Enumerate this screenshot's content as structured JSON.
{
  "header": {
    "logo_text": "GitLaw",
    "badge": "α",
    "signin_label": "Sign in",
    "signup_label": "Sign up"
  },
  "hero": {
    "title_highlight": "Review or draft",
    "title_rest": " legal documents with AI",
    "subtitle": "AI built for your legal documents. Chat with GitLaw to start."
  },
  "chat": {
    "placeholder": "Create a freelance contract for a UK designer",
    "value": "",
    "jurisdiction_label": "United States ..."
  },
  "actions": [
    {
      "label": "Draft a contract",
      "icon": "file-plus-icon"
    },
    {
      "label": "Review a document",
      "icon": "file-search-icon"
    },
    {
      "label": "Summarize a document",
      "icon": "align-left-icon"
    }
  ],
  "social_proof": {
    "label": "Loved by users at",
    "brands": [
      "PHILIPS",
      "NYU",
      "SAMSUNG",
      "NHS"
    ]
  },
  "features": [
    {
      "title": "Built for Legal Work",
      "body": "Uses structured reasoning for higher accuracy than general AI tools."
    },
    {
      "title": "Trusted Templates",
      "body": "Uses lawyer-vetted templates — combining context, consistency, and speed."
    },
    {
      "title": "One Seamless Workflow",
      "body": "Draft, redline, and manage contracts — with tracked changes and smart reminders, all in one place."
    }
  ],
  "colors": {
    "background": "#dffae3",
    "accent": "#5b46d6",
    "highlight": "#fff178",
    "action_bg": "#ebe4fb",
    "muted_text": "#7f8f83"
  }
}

##########

• **AIM OF THE TASK**
Output the listing above exactly as it appears.

• **RESPONSE**
Enumerate this screenshot's content as structured JSON.
{
  "header": {
    "logo_text": "GitLaw",
    "badge": "α",
    "signin_label": "Sign in",
    "signup_label": "Sign up"
  },
  "hero": {
    "title_highlight": "Review or draft",
    "title_rest": " legal documents with AI",
    "subtitle": "AI built for your legal documents. Chat with GitLaw to start."
  },
  "chat": {
    "placeholder": "Create a freelance contract for a UK designer",
    "value": "",
    "jurisdiction_label": "United States ..."
  },
  "actions": [
    {
      "label": "Draft a contract",
      "icon": "file-plus-icon"
    },
    {
      "label": "Review a document",
      "icon": "file-search-icon"
    },
    {
      "label": "Summarize a document",
      "icon": "align-left-icon"
    }
  ],
  "social_proof": {
    "label": "Loved by users at",
    "brands": [
      "PHILIPS",
      "NYU",
      "SAMSUNG",
      "NHS"
    ]
  },
  "features": [
    {
      "title": "Built for Legal Work",
      "body": "Uses structured reasoning for higher accuracy than general AI tools."
    },
    {
      "title": "Trusted Templates",
      "body": "Uses lawyer-vetted templates — combining context, consistency, and speed."
    },
    {
      "title": "One Seamless Workflow",
      "body": "Draft, redline, and manage contracts — with tracked changes and smart reminders, all in one place."
    }
  ],
  "colors": {
    "background": "#dffae3",
    "accent": "#5b46d6",
    "highlight": "#fff178",
    "action_bg": "#ebe4fb",
    "muted_text": "#7f8f83"
  }
}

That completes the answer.